## Alıntı metin
+++++

14. sayımızla huzurlarınızdayız.
Tuhaf zamanlardan geçiyoruz. Salgın süreci ülkemizi ve dünyamızı derinden etkiledi etkilemeye devam ediyor. Kimilerine göre bu ömrümüzün ufak bir tecrübesi olarak kalacak kimilerine göre de hiçbir şey eskisi gibi olmayacak. Bunu zamanla göreceğiz ama edebiyat dünyasında kısa süre içerisinde çıktılarını alacağımız kesin. Bir diğer kesinlik de yayınevlerinin ve kitapçıların salgından çok olumsuz etkilendikleri önlem alınmazsa acı sonuçlarını göreceğimiz gerçeği. Konuyla ilgili mini soruşturmamıza göz atmanızı öneririz.
Bu sayımızın dosya konusu ülkemizde son zamanlarda hızla artan "kitap mı yazdınız yayınlayalım!" furyası ve bununla eş zamanlı oluşan muktedir yazar portresi. Kendi kendine yayıncılık denilebilecek bu "yeni normal"i gelin birlikte anlamaya çalışalım.

+++++

## Verilen bilgiler
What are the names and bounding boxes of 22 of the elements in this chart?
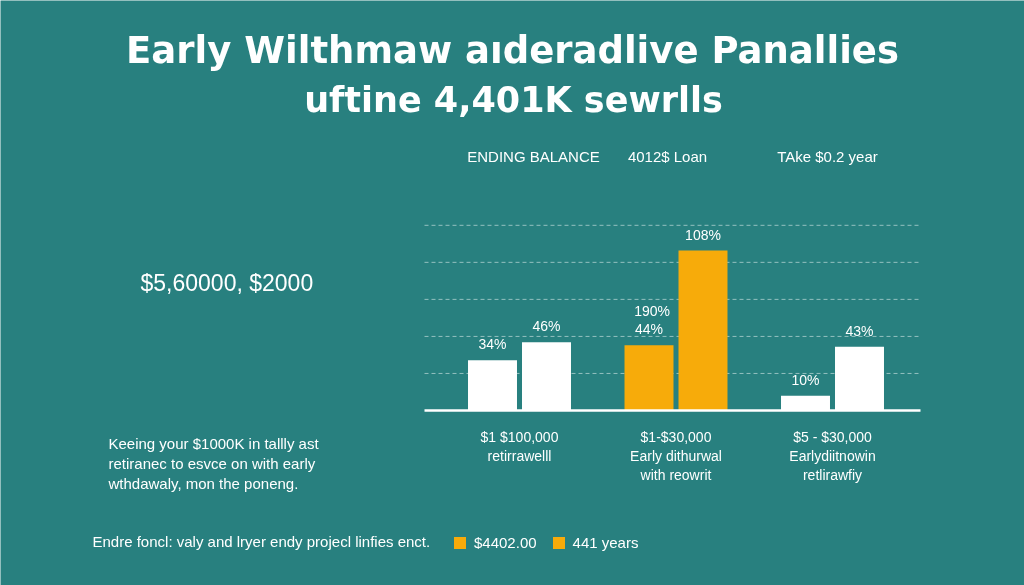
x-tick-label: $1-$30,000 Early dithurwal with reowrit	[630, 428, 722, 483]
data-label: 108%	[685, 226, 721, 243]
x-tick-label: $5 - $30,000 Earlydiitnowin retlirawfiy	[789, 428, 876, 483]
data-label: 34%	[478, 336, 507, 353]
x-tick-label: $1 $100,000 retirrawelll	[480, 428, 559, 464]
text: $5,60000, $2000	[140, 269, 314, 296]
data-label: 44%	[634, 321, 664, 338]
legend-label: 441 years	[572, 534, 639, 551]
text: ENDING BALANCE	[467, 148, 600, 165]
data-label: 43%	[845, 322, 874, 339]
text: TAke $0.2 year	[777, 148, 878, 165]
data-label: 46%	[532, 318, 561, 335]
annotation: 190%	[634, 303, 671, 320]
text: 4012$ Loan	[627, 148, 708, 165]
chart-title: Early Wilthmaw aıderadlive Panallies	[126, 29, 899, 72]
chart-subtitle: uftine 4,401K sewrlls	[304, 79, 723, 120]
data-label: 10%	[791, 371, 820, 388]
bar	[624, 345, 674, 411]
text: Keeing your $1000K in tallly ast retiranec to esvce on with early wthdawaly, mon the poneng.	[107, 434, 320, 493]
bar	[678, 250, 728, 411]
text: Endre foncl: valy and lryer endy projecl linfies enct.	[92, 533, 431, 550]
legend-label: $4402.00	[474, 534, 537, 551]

+++++

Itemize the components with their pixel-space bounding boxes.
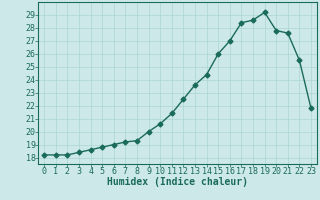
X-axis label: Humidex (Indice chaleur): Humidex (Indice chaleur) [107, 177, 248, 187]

+++++

## Yönergeler
**A.** Alıntı metinde "Bu sayımızın dosya" sözlerinden "birlikte anlamaya çalışalım." sözlerine kadar uzanan kısmı hiçbir harfini değiştirmeden yazın.
**B.** Şu ifadelerin alıntı metinle uyuşup uyuşmadığını belirtin: (i) Yayınevleri ve kitapçılar salgından olumsuz etkilenmiştir. (ii) Bu sayının dosya konusu salgının edebiyata etkisidir. (iii) Dergi okurlarına 15. sayısıyla sesleniyor. Her biri için evet ya da hayır deyin ve kararı belirleyen sözleri metinden aynen aktarın.

## Görev yanıtları
**A.**
Bu sayımızın dosya konusu ülkemizde son zamanlarda hızla artan "kitap mı yazdınız yayınlayalım!" furyası ve bununla eş zamanlı oluşan muktedir yazar portresi. Kendi kendine yayıncılık denilebilecek bu "yeni normal"i gelin birlikte anlamaya çalışalım.

**B.**
(i) Evet: "yayınevlerinin ve kitapçıların salgından çok olumsuz etkilendikleri"
(ii) Hayır: "Bu sayımızın dosya konusu ülkemizde son zamanlarda hızla artan "kitap mı yazdınız yayınlayalım!" furyası"
(iii) Hayır: "14. sayımızla huzurlarınızdayız."